§ WHAT TO DO
List all lines of the data that include the string "перерегистрация".

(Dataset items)
—————

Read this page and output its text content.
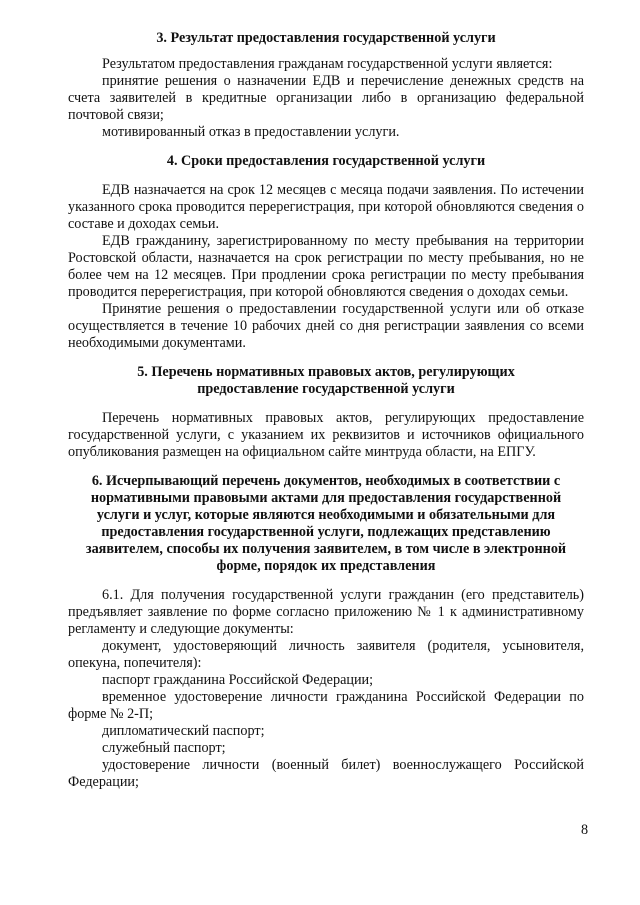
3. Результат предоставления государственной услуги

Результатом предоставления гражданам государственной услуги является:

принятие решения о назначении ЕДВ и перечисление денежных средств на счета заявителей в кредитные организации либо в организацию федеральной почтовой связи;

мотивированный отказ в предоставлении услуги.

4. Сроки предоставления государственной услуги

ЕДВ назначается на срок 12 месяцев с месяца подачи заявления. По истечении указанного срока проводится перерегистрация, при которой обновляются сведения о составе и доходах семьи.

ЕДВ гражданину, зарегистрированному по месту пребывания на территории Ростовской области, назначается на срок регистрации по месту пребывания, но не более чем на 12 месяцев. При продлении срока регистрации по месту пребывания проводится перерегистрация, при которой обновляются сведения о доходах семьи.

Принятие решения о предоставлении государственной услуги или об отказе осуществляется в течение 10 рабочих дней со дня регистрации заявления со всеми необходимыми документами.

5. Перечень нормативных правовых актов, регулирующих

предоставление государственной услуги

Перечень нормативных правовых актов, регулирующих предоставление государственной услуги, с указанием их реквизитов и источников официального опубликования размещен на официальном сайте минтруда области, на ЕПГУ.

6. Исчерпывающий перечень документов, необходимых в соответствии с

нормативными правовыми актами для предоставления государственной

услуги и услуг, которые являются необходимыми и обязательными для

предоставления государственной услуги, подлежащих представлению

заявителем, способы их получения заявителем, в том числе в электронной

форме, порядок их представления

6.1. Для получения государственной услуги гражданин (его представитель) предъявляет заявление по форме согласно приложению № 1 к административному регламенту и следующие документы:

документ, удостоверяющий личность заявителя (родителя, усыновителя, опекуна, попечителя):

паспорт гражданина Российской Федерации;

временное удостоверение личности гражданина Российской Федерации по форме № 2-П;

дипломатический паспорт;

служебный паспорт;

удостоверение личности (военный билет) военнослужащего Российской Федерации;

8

—————

§ FINAL RESULT
ЕДВ назначается на срок 12 месяцев с месяца подачи заявления. По истечении указанного срока проводится перерегистрация, при которой обновляются сведения о составе и доходах семьи.
ЕДВ гражданину, зарегистрированному по месту пребывания на территории Ростовской области, назначается на срок регистрации по месту пребывания, но не более чем на 12 месяцев. При продлении срока регистрации по месту пребывания проводится перерегистрация, при которой обновляются сведения о доходах семьи.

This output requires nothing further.